▽
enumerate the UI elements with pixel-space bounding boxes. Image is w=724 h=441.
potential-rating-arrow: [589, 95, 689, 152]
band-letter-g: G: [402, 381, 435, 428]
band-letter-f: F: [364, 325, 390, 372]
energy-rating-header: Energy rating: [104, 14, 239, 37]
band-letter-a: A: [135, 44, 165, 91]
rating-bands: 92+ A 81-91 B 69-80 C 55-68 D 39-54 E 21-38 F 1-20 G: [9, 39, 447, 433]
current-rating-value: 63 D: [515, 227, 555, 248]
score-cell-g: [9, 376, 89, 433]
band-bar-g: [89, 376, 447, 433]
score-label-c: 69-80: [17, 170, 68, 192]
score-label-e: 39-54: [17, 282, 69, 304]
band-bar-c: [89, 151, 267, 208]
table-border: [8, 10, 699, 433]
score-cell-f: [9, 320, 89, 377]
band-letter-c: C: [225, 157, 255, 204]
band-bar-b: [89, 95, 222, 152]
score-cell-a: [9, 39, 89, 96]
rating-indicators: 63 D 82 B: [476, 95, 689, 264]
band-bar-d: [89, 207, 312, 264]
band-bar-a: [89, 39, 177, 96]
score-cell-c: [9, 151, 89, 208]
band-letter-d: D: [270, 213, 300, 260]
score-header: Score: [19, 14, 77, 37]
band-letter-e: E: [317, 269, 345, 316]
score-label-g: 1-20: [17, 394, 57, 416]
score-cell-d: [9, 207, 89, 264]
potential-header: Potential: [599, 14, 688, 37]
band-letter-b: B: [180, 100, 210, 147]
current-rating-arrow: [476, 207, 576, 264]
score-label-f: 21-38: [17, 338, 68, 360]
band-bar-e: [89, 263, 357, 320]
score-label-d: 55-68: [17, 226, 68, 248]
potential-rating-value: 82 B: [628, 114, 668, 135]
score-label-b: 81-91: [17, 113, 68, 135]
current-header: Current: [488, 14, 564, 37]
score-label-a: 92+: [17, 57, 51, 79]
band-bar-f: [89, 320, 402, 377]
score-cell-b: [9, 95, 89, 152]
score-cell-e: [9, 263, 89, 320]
△
▸ **Task requirements**
Pull out the stretch of the data above from its first line through the line containing "band-letter-e: E: [317, 269, 345, 316]", both included, and reproduce it word for word.

▸ **Result below**
enumerate the UI elements with pixel-space bounding boxes. Image is w=724 h=441.
potential-rating-arrow: [589, 95, 689, 152]
band-letter-g: G: [402, 381, 435, 428]
band-letter-f: F: [364, 325, 390, 372]
energy-rating-header: Energy rating: [104, 14, 239, 37]
band-letter-a: A: [135, 44, 165, 91]
rating-bands: 92+ A 81-91 B 69-80 C 55-68 D 39-54 E 21-38 F 1-20 G: [9, 39, 447, 433]
current-rating-value: 63 D: [515, 227, 555, 248]
score-cell-g: [9, 376, 89, 433]
band-bar-g: [89, 376, 447, 433]
score-label-c: 69-80: [17, 170, 68, 192]
score-label-e: 39-54: [17, 282, 69, 304]
band-bar-c: [89, 151, 267, 208]
table-border: [8, 10, 699, 433]
score-cell-f: [9, 320, 89, 377]
band-letter-c: C: [225, 157, 255, 204]
band-bar-b: [89, 95, 222, 152]
score-cell-a: [9, 39, 89, 96]
rating-indicators: 63 D 82 B: [476, 95, 689, 264]
band-bar-d: [89, 207, 312, 264]
band-bar-a: [89, 39, 177, 96]
score-cell-c: [9, 151, 89, 208]
band-letter-d: D: [270, 213, 300, 260]
score-header: Score: [19, 14, 77, 37]
band-letter-e: E: [317, 269, 345, 316]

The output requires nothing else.